__Task description__. Every line that includes the word "область" is to be listed.

[BEGIN Recorded information]

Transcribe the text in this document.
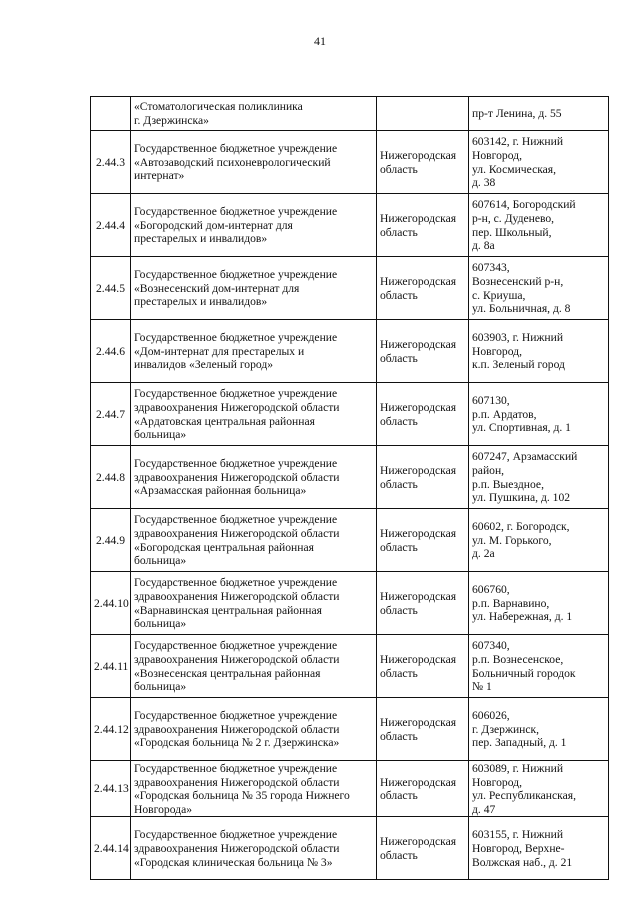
41

	«Стоматологическая поликлиника
г. Дзержинска»		пр-т Ленина, д. 55

2.44.3	Государственное бюджетное учреждение
«Автозаводский психоневрологический
интернат»	Нижегородская
область	603142, г. Нижний
Новгород,
ул. Космическая,
д. 38

2.44.4	Государственное бюджетное учреждение
«Богородский дом-интернат для
престарелых и инвалидов»	Нижегородская
область	607614, Богородский
р-н, с. Дуденево,
пер. Школьный,
д. 8а

2.44.5	Государственное бюджетное учреждение
«Вознесенский дом-интернат для
престарелых и инвалидов»	Нижегородская
область	607343,
Вознесенский р-н,
с. Криуша,
ул. Больничная, д. 8

2.44.6	Государственное бюджетное учреждение
«Дом-интернат для престарелых и
инвалидов «Зеленый город»	Нижегородская
область	603903, г. Нижний
Новгород,
к.п. Зеленый город

2.44.7	Государственное бюджетное учреждение
здравоохранения Нижегородской области
«Ардатовская центральная районная
больница»	Нижегородская
область	607130,
р.п. Ардатов,
ул. Спортивная, д. 1

2.44.8	Государственное бюджетное учреждение
здравоохранения Нижегородской области
«Арзамасская районная больница»	Нижегородская
область	607247, Арзамасский
район,
р.п. Выездное,
ул. Пушкина, д. 102

2.44.9	Государственное бюджетное учреждение
здравоохранения Нижегородской области
«Богородская центральная районная
больница»	Нижегородская
область	60602, г. Богородск,
ул. М. Горького,
д. 2а

2.44.10	Государственное бюджетное учреждение
здравоохранения Нижегородской области
«Варнавинская центральная районная
больница»	Нижегородская
область	606760,
р.п. Варнавино,
ул. Набережная, д. 1

2.44.11	Государственное бюджетное учреждение
здравоохранения Нижегородской области
«Вознесенская центральная районная
больница»	Нижегородская
область	607340,
р.п. Вознесенское,
Больничный городок
№ 1

2.44.12	Государственное бюджетное учреждение
здравоохранения Нижегородской области
«Городская больница № 2 г. Дзержинска»	Нижегородская
область	606026,
г. Дзержинск,
пер. Западный, д. 1

2.44.13	Государственное бюджетное учреждение
здравоохранения Нижегородской области
«Городская больница № 35 города Нижнего
Новгорода»	Нижегородская
область	603089, г. Нижний
Новгород,
ул. Республиканская,
д. 47

2.44.14	Государственное бюджетное учреждение
здравоохранения Нижегородской области
«Городская клиническая больница № 3»	Нижегородская
область	603155, г. Нижний
Новгород, Верхне-
Волжская наб., д. 21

[END Recorded information]

__Response__.
область	603142, г. Нижний
область	607614, Богородский
область	607343,
область	603903, г. Нижний
область	607130,
область	607247, Арзамасский
область	60602, г. Богородск,
область	606760,
область	607340,
область	606026,
область	603089, г. Нижний
область	603155, г. Нижний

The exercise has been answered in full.